Retype the whole listing below, character for character.

## Records from a collection
= = = =
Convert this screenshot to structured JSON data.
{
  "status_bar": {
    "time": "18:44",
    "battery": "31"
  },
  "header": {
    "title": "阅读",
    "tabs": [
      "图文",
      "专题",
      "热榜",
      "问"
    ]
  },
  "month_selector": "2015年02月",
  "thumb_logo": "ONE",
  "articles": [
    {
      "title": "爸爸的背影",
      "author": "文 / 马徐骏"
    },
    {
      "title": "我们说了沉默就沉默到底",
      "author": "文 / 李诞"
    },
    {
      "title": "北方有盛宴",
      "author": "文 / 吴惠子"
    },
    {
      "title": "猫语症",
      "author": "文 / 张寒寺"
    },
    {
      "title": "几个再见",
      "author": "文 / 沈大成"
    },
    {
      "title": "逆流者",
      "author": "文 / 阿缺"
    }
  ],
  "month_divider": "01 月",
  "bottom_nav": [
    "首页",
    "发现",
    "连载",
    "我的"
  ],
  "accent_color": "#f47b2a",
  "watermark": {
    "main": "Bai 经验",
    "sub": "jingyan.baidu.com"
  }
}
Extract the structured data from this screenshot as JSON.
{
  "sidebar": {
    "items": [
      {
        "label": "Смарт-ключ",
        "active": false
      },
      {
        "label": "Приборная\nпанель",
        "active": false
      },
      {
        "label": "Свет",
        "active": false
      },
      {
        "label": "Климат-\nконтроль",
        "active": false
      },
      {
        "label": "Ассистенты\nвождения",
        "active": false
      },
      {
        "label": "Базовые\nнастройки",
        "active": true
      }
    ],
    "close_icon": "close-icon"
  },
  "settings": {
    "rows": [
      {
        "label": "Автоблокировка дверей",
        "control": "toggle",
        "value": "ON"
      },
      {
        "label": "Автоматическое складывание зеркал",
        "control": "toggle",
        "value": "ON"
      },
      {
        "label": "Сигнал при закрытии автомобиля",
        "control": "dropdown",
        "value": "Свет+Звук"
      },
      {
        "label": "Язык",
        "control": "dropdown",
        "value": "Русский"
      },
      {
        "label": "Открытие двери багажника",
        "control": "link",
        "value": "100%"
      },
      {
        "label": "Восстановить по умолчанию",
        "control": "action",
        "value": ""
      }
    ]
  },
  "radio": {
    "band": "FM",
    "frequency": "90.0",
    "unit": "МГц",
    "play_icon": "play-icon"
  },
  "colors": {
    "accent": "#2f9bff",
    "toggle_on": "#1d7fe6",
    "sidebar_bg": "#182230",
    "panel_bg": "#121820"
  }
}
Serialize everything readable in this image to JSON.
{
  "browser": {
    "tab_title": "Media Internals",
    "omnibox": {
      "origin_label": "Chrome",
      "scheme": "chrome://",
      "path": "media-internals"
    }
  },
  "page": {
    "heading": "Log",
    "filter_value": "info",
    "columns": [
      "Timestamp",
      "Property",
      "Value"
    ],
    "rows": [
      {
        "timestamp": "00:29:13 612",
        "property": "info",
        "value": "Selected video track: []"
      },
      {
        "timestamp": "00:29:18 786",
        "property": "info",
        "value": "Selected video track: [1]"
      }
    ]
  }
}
= = = =
## Full response
Convert this screenshot to structured JSON data.
{
  "status_bar": {
    "time": "18:44",
    "battery": "31"
  },
  "header": {
    "title": "阅读",
    "tabs": [
      "图文",
      "专题",
      "热榜",
      "问"
    ]
  },
  "month_selector": "2015年02月",
  "thumb_logo": "ONE",
  "articles": [
    {
      "title": "爸爸的背影",
      "author": "文 / 马徐骏"
    },
    {
      "title": "我们说了沉默就沉默到底",
      "author": "文 / 李诞"
    },
    {
      "title": "北方有盛宴",
      "author": "文 / 吴惠子"
    },
    {
      "title": "猫语症",
      "author": "文 / 张寒寺"
    },
    {
      "title": "几个再见",
      "author": "文 / 沈大成"
    },
    {
      "title": "逆流者",
      "author": "文 / 阿缺"
    }
  ],
  "month_divider": "01 月",
  "bottom_nav": [
    "首页",
    "发现",
    "连载",
    "我的"
  ],
  "accent_color": "#f47b2a",
  "watermark": {
    "main": "Bai 经验",
    "sub": "jingyan.baidu.com"
  }
}
Extract the structured data from this screenshot as JSON.
{
  "sidebar": {
    "items": [
      {
        "label": "Смарт-ключ",
        "active": false
      },
      {
        "label": "Приборная\nпанель",
        "active": false
      },
      {
        "label": "Свет",
        "active": false
      },
      {
        "label": "Климат-\nконтроль",
        "active": false
      },
      {
        "label": "Ассистенты\nвождения",
        "active": false
      },
      {
        "label": "Базовые\nнастройки",
        "active": true
      }
    ],
    "close_icon": "close-icon"
  },
  "settings": {
    "rows": [
      {
        "label": "Автоблокировка дверей",
        "control": "toggle",
        "value": "ON"
      },
      {
        "label": "Автоматическое складывание зеркал",
        "control": "toggle",
        "value": "ON"
      },
      {
        "label": "Сигнал при закрытии автомобиля",
        "control": "dropdown",
        "value": "Свет+Звук"
      },
      {
        "label": "Язык",
        "control": "dropdown",
        "value": "Русский"
      },
      {
        "label": "Открытие двери багажника",
        "control": "link",
        "value": "100%"
      },
      {
        "label": "Восстановить по умолчанию",
        "control": "action",
        "value": ""
      }
    ]
  },
  "radio": {
    "band": "FM",
    "frequency": "90.0",
    "unit": "МГц",
    "play_icon": "play-icon"
  },
  "colors": {
    "accent": "#2f9bff",
    "toggle_on": "#1d7fe6",
    "sidebar_bg": "#182230",
    "panel_bg": "#121820"
  }
}
Serialize everything readable in this image to JSON.
{
  "browser": {
    "tab_title": "Media Internals",
    "omnibox": {
      "origin_label": "Chrome",
      "scheme": "chrome://",
      "path": "media-internals"
    }
  },
  "page": {
    "heading": "Log",
    "filter_value": "info",
    "columns": [
      "Timestamp",
      "Property",
      "Value"
    ],
    "rows": [
      {
        "timestamp": "00:29:13 612",
        "property": "info",
        "value": "Selected video track: []"
      },
      {
        "timestamp": "00:29:18 786",
        "property": "info",
        "value": "Selected video track: [1]"
      }
    ]
  }
}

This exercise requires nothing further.